-------- RAW DATA
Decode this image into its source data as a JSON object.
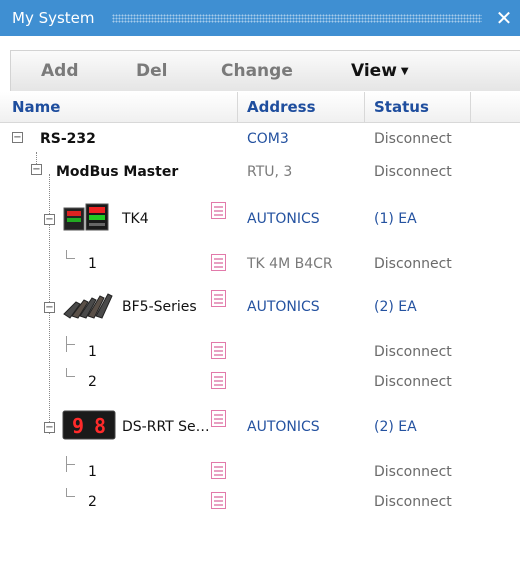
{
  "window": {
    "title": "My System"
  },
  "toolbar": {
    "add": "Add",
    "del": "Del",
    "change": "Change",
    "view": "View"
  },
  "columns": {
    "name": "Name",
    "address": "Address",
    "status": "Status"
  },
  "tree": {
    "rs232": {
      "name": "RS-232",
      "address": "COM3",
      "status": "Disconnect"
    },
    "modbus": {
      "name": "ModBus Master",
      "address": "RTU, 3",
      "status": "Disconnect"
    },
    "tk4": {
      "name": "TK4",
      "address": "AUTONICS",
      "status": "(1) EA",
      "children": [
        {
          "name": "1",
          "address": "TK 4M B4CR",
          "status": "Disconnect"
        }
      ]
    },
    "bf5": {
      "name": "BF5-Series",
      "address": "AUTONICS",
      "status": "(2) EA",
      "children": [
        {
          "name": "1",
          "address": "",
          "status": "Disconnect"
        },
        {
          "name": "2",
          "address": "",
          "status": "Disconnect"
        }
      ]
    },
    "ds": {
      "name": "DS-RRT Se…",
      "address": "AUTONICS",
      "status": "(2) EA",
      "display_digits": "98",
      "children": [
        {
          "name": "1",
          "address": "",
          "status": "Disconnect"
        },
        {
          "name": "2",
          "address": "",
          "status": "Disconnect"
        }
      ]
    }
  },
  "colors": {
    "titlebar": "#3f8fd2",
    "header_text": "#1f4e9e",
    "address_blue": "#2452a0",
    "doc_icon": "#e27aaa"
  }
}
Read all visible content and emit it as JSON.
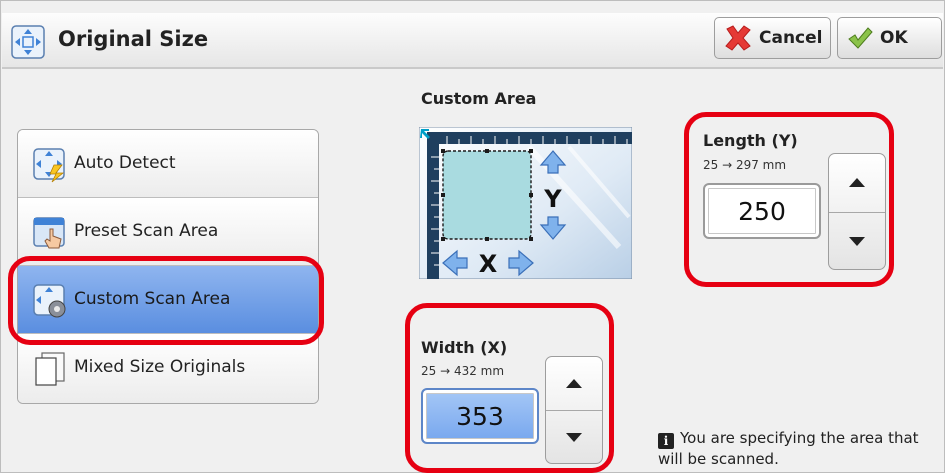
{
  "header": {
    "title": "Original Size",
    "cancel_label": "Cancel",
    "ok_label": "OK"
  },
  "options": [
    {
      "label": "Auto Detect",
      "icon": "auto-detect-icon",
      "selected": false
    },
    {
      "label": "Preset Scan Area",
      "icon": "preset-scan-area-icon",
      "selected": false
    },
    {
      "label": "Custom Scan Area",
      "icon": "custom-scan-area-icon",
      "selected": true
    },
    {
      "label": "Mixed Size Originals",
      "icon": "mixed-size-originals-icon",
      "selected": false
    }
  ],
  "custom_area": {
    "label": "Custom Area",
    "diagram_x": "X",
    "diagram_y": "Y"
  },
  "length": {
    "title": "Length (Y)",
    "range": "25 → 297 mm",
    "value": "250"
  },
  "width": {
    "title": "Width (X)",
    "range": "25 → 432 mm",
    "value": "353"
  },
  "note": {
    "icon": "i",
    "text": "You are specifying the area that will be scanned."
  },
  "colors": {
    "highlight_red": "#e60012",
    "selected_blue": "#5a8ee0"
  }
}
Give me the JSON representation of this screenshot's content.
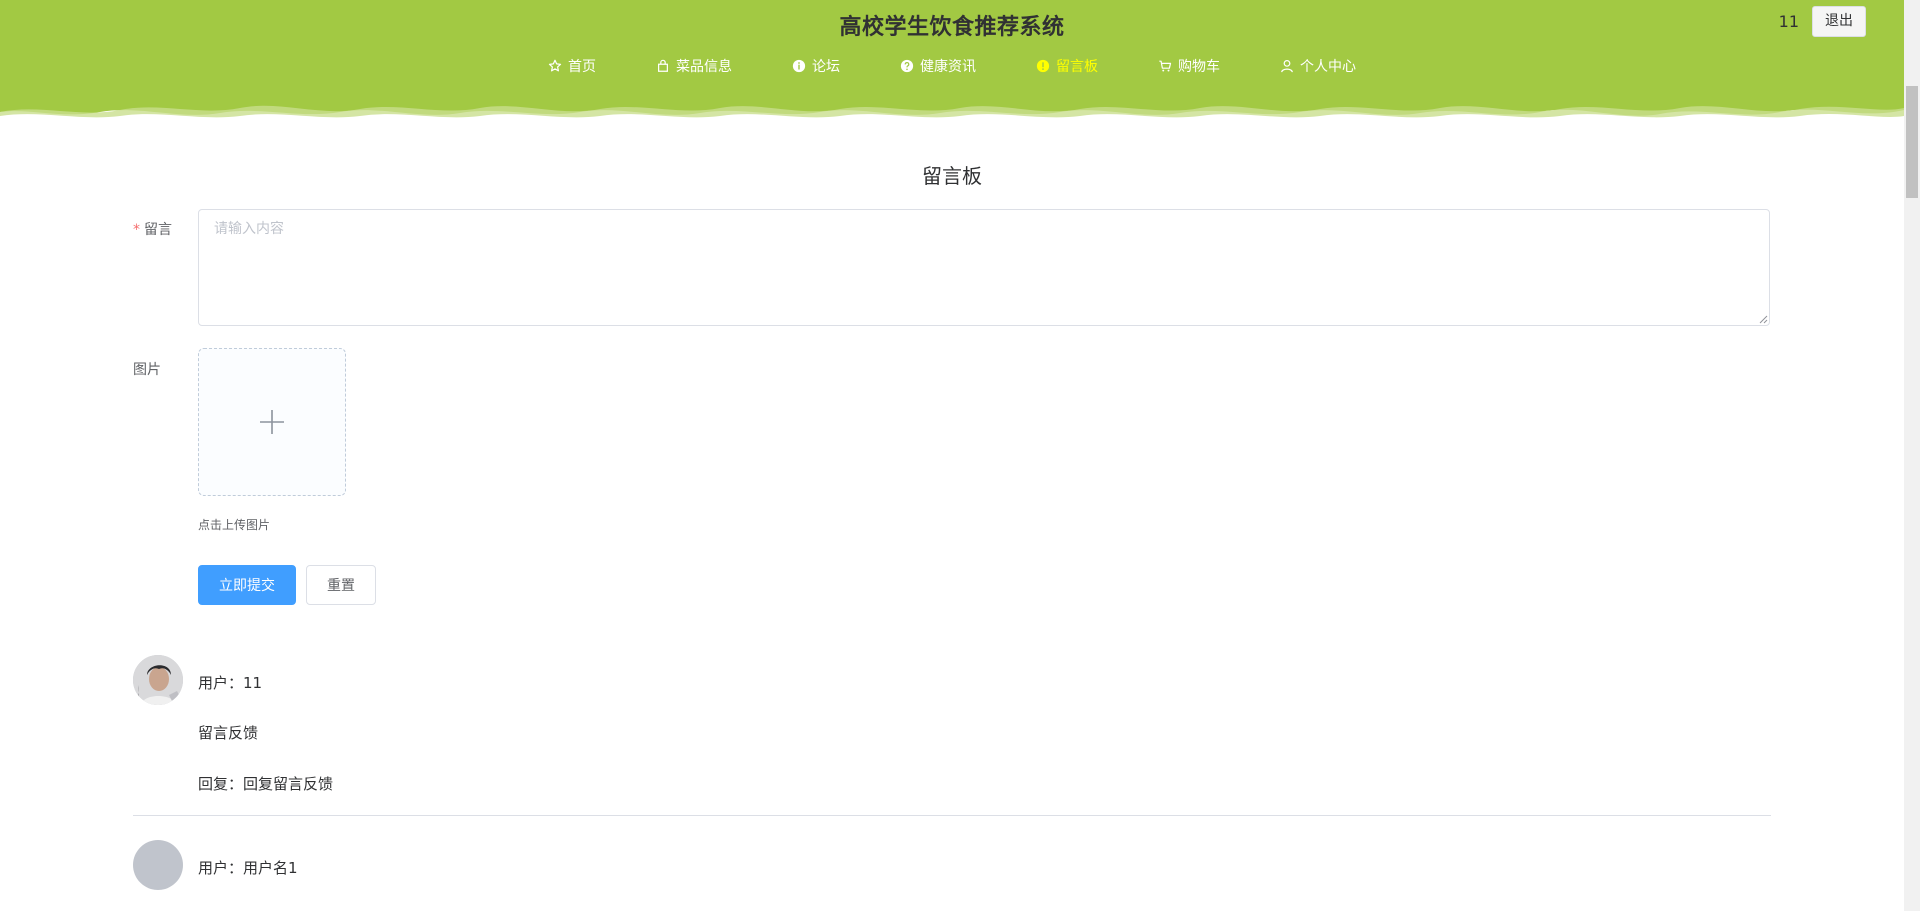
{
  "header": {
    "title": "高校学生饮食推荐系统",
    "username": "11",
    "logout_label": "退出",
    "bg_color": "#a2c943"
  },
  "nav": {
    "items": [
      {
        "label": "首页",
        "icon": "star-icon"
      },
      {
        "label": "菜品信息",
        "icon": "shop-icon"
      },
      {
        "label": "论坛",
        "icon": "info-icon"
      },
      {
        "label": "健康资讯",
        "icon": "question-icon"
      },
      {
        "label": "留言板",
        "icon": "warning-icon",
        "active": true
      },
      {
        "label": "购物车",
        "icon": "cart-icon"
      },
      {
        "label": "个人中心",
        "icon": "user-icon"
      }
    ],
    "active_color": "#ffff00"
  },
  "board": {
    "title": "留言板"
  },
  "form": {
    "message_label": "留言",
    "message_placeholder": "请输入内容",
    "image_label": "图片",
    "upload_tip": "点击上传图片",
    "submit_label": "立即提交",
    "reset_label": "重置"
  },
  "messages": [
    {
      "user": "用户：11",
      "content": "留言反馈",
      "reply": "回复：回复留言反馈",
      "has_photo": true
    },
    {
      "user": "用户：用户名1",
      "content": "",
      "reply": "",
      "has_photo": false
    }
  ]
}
----------------
-------- RAW DATA
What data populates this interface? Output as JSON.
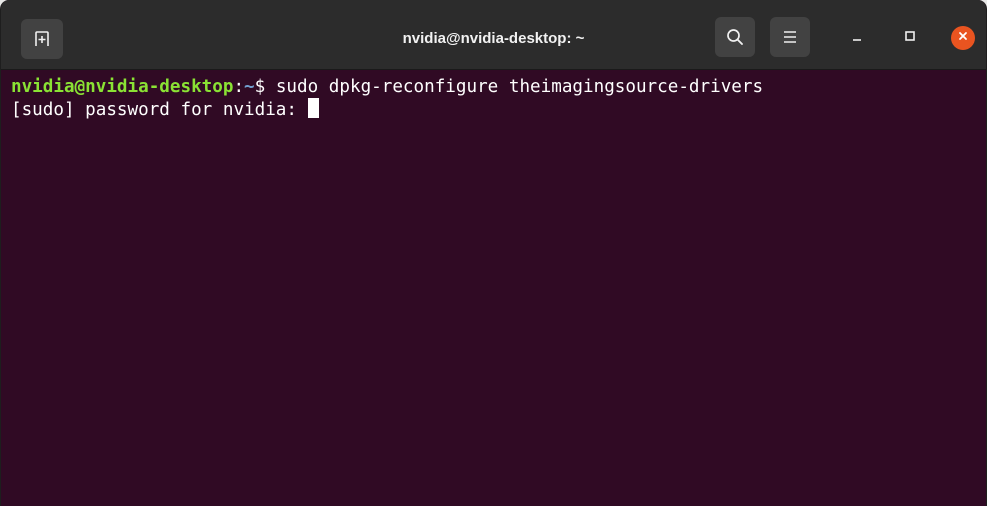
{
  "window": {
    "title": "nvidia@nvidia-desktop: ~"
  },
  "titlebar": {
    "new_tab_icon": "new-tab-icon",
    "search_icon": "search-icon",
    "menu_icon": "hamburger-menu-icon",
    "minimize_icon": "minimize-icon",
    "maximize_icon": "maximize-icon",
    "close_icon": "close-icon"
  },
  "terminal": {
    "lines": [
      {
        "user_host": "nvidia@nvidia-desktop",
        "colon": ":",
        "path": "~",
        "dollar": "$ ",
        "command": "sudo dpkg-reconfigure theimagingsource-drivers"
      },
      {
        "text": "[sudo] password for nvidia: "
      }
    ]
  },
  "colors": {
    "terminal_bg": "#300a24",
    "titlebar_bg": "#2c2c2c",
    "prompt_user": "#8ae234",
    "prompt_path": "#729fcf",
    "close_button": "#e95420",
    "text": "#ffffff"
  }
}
----------------
#### WRITTEN TASK
From the entries above, return each line with the word "desktop" in it.

#### EXERCISE RESPONSE
    "title": "nvidia@nvidia-desktop: ~"
        "user_host": "nvidia@nvidia-desktop",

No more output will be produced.